[Task directions]
Scan the data below for the string "unsanctioned". Show every line where it turns up.

--- Start Dataset records ---

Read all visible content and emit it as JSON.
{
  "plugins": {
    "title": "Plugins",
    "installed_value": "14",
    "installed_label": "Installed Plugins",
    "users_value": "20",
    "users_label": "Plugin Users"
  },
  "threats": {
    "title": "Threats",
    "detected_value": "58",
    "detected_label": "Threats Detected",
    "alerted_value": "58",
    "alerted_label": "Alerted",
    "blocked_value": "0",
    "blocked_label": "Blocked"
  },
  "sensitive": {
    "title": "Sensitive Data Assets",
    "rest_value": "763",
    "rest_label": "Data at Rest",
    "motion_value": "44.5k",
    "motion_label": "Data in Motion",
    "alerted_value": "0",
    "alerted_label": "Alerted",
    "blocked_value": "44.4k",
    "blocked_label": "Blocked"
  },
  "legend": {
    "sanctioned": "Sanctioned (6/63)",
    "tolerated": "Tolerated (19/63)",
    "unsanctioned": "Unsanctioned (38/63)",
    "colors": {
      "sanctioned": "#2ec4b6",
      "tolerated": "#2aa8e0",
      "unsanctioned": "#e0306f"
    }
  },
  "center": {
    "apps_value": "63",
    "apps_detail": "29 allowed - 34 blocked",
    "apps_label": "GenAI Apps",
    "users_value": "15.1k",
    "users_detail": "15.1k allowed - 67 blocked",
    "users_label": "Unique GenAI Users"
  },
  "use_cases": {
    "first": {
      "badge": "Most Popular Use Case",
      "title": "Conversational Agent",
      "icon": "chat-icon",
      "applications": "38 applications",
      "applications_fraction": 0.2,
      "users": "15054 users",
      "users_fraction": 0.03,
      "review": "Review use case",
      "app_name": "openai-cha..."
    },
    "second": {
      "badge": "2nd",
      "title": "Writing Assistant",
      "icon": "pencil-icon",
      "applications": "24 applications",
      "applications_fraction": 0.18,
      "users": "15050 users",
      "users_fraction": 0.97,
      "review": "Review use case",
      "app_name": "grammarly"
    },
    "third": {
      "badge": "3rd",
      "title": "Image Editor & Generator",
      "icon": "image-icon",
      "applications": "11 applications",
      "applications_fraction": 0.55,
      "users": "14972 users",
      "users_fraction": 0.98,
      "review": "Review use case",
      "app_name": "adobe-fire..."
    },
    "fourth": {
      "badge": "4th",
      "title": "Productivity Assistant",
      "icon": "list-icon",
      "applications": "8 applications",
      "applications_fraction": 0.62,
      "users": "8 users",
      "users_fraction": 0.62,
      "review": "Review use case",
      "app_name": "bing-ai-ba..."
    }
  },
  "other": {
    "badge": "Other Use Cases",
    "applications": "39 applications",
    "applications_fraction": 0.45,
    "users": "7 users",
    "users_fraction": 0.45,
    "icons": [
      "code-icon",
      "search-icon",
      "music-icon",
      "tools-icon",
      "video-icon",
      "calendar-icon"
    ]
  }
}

--- End Dataset records ---
--- Start Dataset records ---

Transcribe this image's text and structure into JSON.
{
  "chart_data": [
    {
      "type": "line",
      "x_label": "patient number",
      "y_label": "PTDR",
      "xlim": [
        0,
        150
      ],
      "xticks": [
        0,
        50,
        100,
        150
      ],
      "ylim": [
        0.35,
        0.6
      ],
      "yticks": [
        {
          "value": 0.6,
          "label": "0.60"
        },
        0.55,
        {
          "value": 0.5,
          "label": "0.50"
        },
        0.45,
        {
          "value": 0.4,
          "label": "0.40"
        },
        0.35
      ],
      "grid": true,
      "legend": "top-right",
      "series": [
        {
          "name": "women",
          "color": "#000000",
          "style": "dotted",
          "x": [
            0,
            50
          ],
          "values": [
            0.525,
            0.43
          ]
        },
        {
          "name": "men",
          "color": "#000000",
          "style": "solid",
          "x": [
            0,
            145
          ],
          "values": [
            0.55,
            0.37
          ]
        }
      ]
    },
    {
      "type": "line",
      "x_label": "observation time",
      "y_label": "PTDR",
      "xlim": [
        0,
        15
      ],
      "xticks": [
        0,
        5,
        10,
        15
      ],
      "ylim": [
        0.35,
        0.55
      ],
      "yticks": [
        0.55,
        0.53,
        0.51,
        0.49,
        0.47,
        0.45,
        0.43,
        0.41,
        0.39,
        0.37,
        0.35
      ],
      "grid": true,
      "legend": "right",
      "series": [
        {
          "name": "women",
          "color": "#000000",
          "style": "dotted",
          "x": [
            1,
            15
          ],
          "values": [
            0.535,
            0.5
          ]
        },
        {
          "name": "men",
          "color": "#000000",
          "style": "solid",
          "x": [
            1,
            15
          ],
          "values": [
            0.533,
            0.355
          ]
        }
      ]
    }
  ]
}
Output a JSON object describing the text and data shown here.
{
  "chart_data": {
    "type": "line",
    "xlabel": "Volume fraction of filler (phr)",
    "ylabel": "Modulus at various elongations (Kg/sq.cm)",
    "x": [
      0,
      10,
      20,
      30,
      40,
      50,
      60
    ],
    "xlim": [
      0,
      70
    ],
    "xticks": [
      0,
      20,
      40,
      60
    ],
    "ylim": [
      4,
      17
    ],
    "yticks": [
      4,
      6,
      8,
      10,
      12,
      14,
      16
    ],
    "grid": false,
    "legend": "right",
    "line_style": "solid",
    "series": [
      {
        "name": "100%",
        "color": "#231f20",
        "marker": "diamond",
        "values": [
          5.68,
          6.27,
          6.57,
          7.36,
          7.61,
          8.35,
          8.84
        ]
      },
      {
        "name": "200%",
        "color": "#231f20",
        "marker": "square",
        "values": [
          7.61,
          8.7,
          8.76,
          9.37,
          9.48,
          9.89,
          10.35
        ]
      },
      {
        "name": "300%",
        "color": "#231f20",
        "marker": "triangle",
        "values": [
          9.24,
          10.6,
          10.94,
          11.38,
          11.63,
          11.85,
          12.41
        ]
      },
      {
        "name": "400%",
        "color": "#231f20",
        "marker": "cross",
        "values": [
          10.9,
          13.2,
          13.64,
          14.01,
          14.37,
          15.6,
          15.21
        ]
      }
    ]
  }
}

--- End Dataset records ---

[Solution to this exercise]
    "unsanctioned": "Unsanctioned (38/63)",
      "unsanctioned": "#e0306f"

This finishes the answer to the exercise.